Start Entries provided

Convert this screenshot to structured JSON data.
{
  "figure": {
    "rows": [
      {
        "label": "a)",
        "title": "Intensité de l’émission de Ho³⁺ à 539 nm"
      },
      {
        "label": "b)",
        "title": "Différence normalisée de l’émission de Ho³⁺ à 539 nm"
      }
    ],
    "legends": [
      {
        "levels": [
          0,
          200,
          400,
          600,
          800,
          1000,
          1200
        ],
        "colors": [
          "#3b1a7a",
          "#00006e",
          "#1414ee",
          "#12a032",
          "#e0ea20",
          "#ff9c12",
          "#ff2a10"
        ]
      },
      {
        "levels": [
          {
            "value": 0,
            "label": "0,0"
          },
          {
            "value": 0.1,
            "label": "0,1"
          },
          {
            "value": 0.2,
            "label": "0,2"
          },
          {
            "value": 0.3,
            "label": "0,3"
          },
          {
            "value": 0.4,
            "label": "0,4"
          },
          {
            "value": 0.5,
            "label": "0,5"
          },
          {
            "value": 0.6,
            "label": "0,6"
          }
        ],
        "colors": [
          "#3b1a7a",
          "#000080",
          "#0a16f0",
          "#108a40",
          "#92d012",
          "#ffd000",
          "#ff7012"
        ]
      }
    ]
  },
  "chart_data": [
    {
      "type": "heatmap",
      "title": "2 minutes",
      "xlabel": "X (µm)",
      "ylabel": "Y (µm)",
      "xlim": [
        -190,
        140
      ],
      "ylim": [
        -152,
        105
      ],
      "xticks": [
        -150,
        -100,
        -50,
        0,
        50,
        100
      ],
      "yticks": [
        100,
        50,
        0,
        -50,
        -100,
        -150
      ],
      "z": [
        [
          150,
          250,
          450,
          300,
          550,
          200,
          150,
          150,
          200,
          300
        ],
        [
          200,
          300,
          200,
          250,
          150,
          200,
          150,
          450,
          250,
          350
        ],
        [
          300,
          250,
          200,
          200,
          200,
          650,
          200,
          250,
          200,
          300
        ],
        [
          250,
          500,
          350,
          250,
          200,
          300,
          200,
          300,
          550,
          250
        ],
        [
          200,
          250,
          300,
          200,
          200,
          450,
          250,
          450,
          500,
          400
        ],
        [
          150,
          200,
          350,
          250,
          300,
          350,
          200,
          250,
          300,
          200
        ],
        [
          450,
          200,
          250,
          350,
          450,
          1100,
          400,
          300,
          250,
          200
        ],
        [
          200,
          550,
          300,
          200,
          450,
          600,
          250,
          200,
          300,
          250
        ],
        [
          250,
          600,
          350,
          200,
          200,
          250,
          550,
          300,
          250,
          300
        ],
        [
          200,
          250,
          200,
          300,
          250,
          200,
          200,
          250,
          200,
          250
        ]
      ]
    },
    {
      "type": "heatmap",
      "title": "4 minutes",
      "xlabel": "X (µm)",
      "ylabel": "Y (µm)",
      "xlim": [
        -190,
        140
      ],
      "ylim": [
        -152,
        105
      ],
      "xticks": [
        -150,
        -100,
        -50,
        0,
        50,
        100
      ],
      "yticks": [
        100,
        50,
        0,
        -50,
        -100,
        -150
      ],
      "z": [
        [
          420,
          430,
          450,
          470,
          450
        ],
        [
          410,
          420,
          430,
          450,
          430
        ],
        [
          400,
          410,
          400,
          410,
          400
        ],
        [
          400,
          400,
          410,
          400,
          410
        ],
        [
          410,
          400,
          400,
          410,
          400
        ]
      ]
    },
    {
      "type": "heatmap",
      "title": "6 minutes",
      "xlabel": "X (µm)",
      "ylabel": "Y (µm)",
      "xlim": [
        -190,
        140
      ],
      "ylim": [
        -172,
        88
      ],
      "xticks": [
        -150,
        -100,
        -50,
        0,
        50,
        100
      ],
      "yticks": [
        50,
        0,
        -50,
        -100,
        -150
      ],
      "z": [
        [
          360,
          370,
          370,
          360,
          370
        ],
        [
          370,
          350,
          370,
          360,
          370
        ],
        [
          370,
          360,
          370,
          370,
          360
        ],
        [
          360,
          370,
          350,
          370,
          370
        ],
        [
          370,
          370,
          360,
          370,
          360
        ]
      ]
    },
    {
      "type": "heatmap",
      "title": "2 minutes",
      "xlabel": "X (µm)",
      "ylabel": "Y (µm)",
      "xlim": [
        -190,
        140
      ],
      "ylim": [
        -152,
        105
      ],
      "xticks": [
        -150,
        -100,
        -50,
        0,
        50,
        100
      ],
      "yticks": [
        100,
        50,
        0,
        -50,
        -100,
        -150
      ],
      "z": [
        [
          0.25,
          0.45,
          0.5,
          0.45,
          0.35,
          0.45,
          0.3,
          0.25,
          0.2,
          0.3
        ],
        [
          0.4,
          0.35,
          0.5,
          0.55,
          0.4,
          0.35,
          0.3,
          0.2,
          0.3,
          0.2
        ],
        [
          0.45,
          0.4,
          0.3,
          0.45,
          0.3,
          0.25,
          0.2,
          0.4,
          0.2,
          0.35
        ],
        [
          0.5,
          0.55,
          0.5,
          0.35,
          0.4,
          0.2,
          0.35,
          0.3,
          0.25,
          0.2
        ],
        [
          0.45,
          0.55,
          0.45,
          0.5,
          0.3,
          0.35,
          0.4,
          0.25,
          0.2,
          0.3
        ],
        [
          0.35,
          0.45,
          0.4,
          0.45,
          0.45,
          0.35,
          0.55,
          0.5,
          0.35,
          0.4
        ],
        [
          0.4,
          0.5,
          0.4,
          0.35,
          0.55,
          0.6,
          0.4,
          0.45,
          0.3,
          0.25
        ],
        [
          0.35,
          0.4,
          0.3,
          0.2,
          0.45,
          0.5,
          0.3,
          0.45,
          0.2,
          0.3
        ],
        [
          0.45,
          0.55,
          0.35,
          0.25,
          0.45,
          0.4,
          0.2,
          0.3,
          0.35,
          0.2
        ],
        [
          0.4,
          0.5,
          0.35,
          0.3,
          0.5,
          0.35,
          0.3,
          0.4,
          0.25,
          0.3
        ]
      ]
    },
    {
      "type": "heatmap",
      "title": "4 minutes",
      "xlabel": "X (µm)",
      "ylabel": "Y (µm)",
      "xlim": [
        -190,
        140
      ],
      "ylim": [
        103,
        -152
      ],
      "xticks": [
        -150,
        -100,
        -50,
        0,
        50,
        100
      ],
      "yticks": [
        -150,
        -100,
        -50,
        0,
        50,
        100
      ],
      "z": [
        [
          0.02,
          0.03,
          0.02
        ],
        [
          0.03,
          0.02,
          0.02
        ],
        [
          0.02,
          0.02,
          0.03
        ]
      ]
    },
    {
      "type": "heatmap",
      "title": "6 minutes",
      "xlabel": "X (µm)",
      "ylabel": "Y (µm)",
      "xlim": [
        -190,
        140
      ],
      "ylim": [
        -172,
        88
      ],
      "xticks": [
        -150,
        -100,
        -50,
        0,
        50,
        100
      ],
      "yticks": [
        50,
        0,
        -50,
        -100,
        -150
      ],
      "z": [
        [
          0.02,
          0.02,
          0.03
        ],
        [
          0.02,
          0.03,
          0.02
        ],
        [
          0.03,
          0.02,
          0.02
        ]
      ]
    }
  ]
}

End Entries provided

__What the task requires__: Restate the records, all of them, precisely as written.

__Result below__:
Convert this screenshot to structured JSON data.
{
  "figure": {
    "rows": [
      {
        "label": "a)",
        "title": "Intensité de l’émission de Ho³⁺ à 539 nm"
      },
      {
        "label": "b)",
        "title": "Différence normalisée de l’émission de Ho³⁺ à 539 nm"
      }
    ],
    "legends": [
      {
        "levels": [
          0,
          200,
          400,
          600,
          800,
          1000,
          1200
        ],
        "colors": [
          "#3b1a7a",
          "#00006e",
          "#1414ee",
          "#12a032",
          "#e0ea20",
          "#ff9c12",
          "#ff2a10"
        ]
      },
      {
        "levels": [
          {
            "value": 0,
            "label": "0,0"
          },
          {
            "value": 0.1,
            "label": "0,1"
          },
          {
            "value": 0.2,
            "label": "0,2"
          },
          {
            "value": 0.3,
            "label": "0,3"
          },
          {
            "value": 0.4,
            "label": "0,4"
          },
          {
            "value": 0.5,
            "label": "0,5"
          },
          {
            "value": 0.6,
            "label": "0,6"
          }
        ],
        "colors": [
          "#3b1a7a",
          "#000080",
          "#0a16f0",
          "#108a40",
          "#92d012",
          "#ffd000",
          "#ff7012"
        ]
      }
    ]
  },
  "chart_data": [
    {
      "type": "heatmap",
      "title": "2 minutes",
      "xlabel": "X (µm)",
      "ylabel": "Y (µm)",
      "xlim": [
        -190,
        140
      ],
      "ylim": [
        -152,
        105
      ],
      "xticks": [
        -150,
        -100,
        -50,
        0,
        50,
        100
      ],
      "yticks": [
        100,
        50,
        0,
        -50,
        -100,
        -150
      ],
      "z": [
        [
          150,
          250,
          450,
          300,
          550,
          200,
          150,
          150,
          200,
          300
        ],
        [
          200,
          300,
          200,
          250,
          150,
          200,
          150,
          450,
          250,
          350
        ],
        [
          300,
          250,
          200,
          200,
          200,
          650,
          200,
          250,
          200,
          300
        ],
        [
          250,
          500,
          350,
          250,
          200,
          300,
          200,
          300,
          550,
          250
        ],
        [
          200,
          250,
          300,
          200,
          200,
          450,
          250,
          450,
          500,
          400
        ],
        [
          150,
          200,
          350,
          250,
          300,
          350,
          200,
          250,
          300,
          200
        ],
        [
          450,
          200,
          250,
          350,
          450,
          1100,
          400,
          300,
          250,
          200
        ],
        [
          200,
          550,
          300,
          200,
          450,
          600,
          250,
          200,
          300,
          250
        ],
        [
          250,
          600,
          350,
          200,
          200,
          250,
          550,
          300,
          250,
          300
        ],
        [
          200,
          250,
          200,
          300,
          250,
          200,
          200,
          250,
          200,
          250
        ]
      ]
    },
    {
      "type": "heatmap",
      "title": "4 minutes",
      "xlabel": "X (µm)",
      "ylabel": "Y (µm)",
      "xlim": [
        -190,
        140
      ],
      "ylim": [
        -152,
        105
      ],
      "xticks": [
        -150,
        -100,
        -50,
        0,
        50,
        100
      ],
      "yticks": [
        100,
        50,
        0,
        -50,
        -100,
        -150
      ],
      "z": [
        [
          420,
          430,
          450,
          470,
          450
        ],
        [
          410,
          420,
          430,
          450,
          430
        ],
        [
          400,
          410,
          400,
          410,
          400
        ],
        [
          400,
          400,
          410,
          400,
          410
        ],
        [
          410,
          400,
          400,
          410,
          400
        ]
      ]
    },
    {
      "type": "heatmap",
      "title": "6 minutes",
      "xlabel": "X (µm)",
      "ylabel": "Y (µm)",
      "xlim": [
        -190,
        140
      ],
      "ylim": [
        -172,
        88
      ],
      "xticks": [
        -150,
        -100,
        -50,
        0,
        50,
        100
      ],
      "yticks": [
        50,
        0,
        -50,
        -100,
        -150
      ],
      "z": [
        [
          360,
          370,
          370,
          360,
          370
        ],
        [
          370,
          350,
          370,
          360,
          370
        ],
        [
          370,
          360,
          370,
          370,
          360
        ],
        [
          360,
          370,
          350,
          370,
          370
        ],
        [
          370,
          370,
          360,
          370,
          360
        ]
      ]
    },
    {
      "type": "heatmap",
      "title": "2 minutes",
      "xlabel": "X (µm)",
      "ylabel": "Y (µm)",
      "xlim": [
        -190,
        140
      ],
      "ylim": [
        -152,
        105
      ],
      "xticks": [
        -150,
        -100,
        -50,
        0,
        50,
        100
      ],
      "yticks": [
        100,
        50,
        0,
        -50,
        -100,
        -150
      ],
      "z": [
        [
          0.25,
          0.45,
          0.5,
          0.45,
          0.35,
          0.45,
          0.3,
          0.25,
          0.2,
          0.3
        ],
        [
          0.4,
          0.35,
          0.5,
          0.55,
          0.4,
          0.35,
          0.3,
          0.2,
          0.3,
          0.2
        ],
        [
          0.45,
          0.4,
          0.3,
          0.45,
          0.3,
          0.25,
          0.2,
          0.4,
          0.2,
          0.35
        ],
        [
          0.5,
          0.55,
          0.5,
          0.35,
          0.4,
          0.2,
          0.35,
          0.3,
          0.25,
          0.2
        ],
        [
          0.45,
          0.55,
          0.45,
          0.5,
          0.3,
          0.35,
          0.4,
          0.25,
          0.2,
          0.3
        ],
        [
          0.35,
          0.45,
          0.4,
          0.45,
          0.45,
          0.35,
          0.55,
          0.5,
          0.35,
          0.4
        ],
        [
          0.4,
          0.5,
          0.4,
          0.35,
          0.55,
          0.6,
          0.4,
          0.45,
          0.3,
          0.25
        ],
        [
          0.35,
          0.4,
          0.3,
          0.2,
          0.45,
          0.5,
          0.3,
          0.45,
          0.2,
          0.3
        ],
        [
          0.45,
          0.55,
          0.35,
          0.25,
          0.45,
          0.4,
          0.2,
          0.3,
          0.35,
          0.2
        ],
        [
          0.4,
          0.5,
          0.35,
          0.3,
          0.5,
          0.35,
          0.3,
          0.4,
          0.25,
          0.3
        ]
      ]
    },
    {
      "type": "heatmap",
      "title": "4 minutes",
      "xlabel": "X (µm)",
      "ylabel": "Y (µm)",
      "xlim": [
        -190,
        140
      ],
      "ylim": [
        103,
        -152
      ],
      "xticks": [
        -150,
        -100,
        -50,
        0,
        50,
        100
      ],
      "yticks": [
        -150,
        -100,
        -50,
        0,
        50,
        100
      ],
      "z": [
        [
          0.02,
          0.03,
          0.02
        ],
        [
          0.03,
          0.02,
          0.02
        ],
        [
          0.02,
          0.02,
          0.03
        ]
      ]
    },
    {
      "type": "heatmap",
      "title": "6 minutes",
      "xlabel": "X (µm)",
      "ylabel": "Y (µm)",
      "xlim": [
        -190,
        140
      ],
      "ylim": [
        -172,
        88
      ],
      "xticks": [
        -150,
        -100,
        -50,
        0,
        50,
        100
      ],
      "yticks": [
        50,
        0,
        -50,
        -100,
        -150
      ],
      "z": [
        [
          0.02,
          0.02,
          0.03
        ],
        [
          0.02,
          0.03,
          0.02
        ],
        [
          0.03,
          0.02,
          0.02
        ]
      ]
    }
  ]
}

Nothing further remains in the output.